
    Those are impossible goals, but Wiseman seems to get closer to them than many documentarians. In his Voice review of Domestic Violence, J. Hoberman asked if Wiseman's "invisible" style was truly invisible or the ultimate contrivance. I think it's neither, and that the question, while academically interesting, is probably irrelevant. The mere act of witnessing any event alters it; beyond that, interference is a matter of degree, and of personal style. Documentary filmmaking is a visual variant of print reporting, and in print reporting the writer accepts the fact that his presence subtly alters the behavior of the people he covers (in ways he might never realize) and resolves to move on from there.

    The main difference between traditional "objective" reportage and so-called "new journalism" is the degree to which the reporter announces his presence. Wiseman is old-school. He stands in the room, shuts his mouth and lets you look through his eyes. Sometimes his subjects acknowledge his presence (in 196 minutes of Domestic Violence, I counted eight stray glances into the camera), but most of the time they go on about their business. Some writers insist on describing Wiseman's style as "omniscient," but it's not. It's more like third-person limited. What you see and what you hear is what you get.

    It's amazing how well this style works, provided you're willing to open yourself to it. Watch nearly any scene in a Wiseman film that depicts the powerless and the powerful interacting, or any scene where bureaucrats talk to each other or to the public: the man gets it right. Just as important, he gets it, period. He records events that may alter the course of individual lives, but which are frequently written off by lesser documentarians as "uncinematic." (There is often a clipboard involved.) He understands that daily life is made up of ritual exchanges and routine journeys; he dares to put them on film in a format that requires us to examine them closely. He's an archeologist of the banal, an oral historian who happens to work on celluloid. We watch Wiseman watching other people, and see ourselves.

    Birthday Girl Directed by Jez Butterworth In this intermittently charming, frequently exasperating comedy, Nicole Kidman plays Nadia, a Russian mail-order bride who comes to an English suburb to wed a meek bank manager named John Buckingham (the very good Ben Chaplin, a spiritual cousin of Matthew Broderick in Election). The first half-hour is rather good; or perhaps I should say it was to my liking, since I hate when critics confuse the two. Nadia barely speaks a word of English. But the two bond in bed after Nadia discovers John's supply of bondage porn and lets him act out his fantasies. Pretty soon they're in love, or seem to be.

    It all sounds fashionably tawdry, I know, yet somehow it doesn't play that way. Director Jez Butterworth, who made the film with screenwriting brother Tom and producing brother Steve, keeps his widescreen camera back far enough to let us see the characters' hesitant, realistically awkward body language, and avoids music unless it's absolutely required. The light looks real, the clothes seem real; the film, while contrived, is rooted in behavioral reality. But there can only be so much reality in a film like this. Pretty soon we meet Nadia's two "cousins," the cute and weasely Yuri (Matheiu Kassovitz) and the brawny, impulsive, faintly brutish Alexei (Brotherhood of the Wolf costar Vincent Cassel, again), and you understand why the filmmakers made John a bank manager: suddenly the film becomes a well-acted, consistently charming, but ultimately forgettable retread of Something Wild, in which a middle-class nebbish's life is liberated and then destroyed by a fugitive female and the rest of her social class. (Kidman is feral and sweet, and her Russian is surprisingly convincing, but I couldn't stop admiring how hard she was working and how good she was; believability-wise, that's the kiss of death.) A variant of this Russian immigrant-British loner story was told in last year's Last Resort, a vastly superior romance with no stars and no budget. I've been telling people they should see it for more than a year now, and for some reason, nobody has ever taken me up on it.

> Records supplied:
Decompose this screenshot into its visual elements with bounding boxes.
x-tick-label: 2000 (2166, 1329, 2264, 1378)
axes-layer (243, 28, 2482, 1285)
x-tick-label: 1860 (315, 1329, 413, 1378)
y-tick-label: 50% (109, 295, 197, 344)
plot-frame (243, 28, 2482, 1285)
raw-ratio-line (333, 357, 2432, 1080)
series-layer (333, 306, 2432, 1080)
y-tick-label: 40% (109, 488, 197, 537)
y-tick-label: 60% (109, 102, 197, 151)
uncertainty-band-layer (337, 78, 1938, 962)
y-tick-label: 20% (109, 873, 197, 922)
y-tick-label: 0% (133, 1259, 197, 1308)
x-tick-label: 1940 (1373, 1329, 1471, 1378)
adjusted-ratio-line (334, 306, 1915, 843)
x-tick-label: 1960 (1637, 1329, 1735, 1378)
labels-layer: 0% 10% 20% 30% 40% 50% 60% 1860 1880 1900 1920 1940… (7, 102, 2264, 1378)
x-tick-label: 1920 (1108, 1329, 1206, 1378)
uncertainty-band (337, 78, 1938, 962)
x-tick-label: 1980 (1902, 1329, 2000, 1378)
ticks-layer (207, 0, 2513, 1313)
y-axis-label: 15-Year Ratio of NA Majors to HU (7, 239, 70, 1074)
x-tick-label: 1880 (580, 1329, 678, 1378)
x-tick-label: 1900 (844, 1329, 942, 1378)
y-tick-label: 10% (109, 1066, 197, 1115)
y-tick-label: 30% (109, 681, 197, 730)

> Tasks and exercises:
A. List every film title named in the film reviews.
B. Please write out the passage of the film reviews starting at "The main difference" and ending at "what you get.", word for word.

> Answers to the tasks:
A.
Domestic Violence
Birthday Girl
Election
Brotherhood of the Wolf
Something Wild
Last Resort

B.
The main difference between traditional "objective" reportage and so-called "new journalism" is the degree to which the reporter announces his presence. Wiseman is old-school. He stands in the room, shuts his mouth and lets you look through his eyes. Sometimes his subjects acknowledge his presence (in 196 minutes of Domestic Violence, I counted eight stray glances into the camera), but most of the time they go on about their business. Some writers insist on describing Wiseman's style as "omniscient," but it's not. It's more like third-person limited. What you see and what you hear is what you get.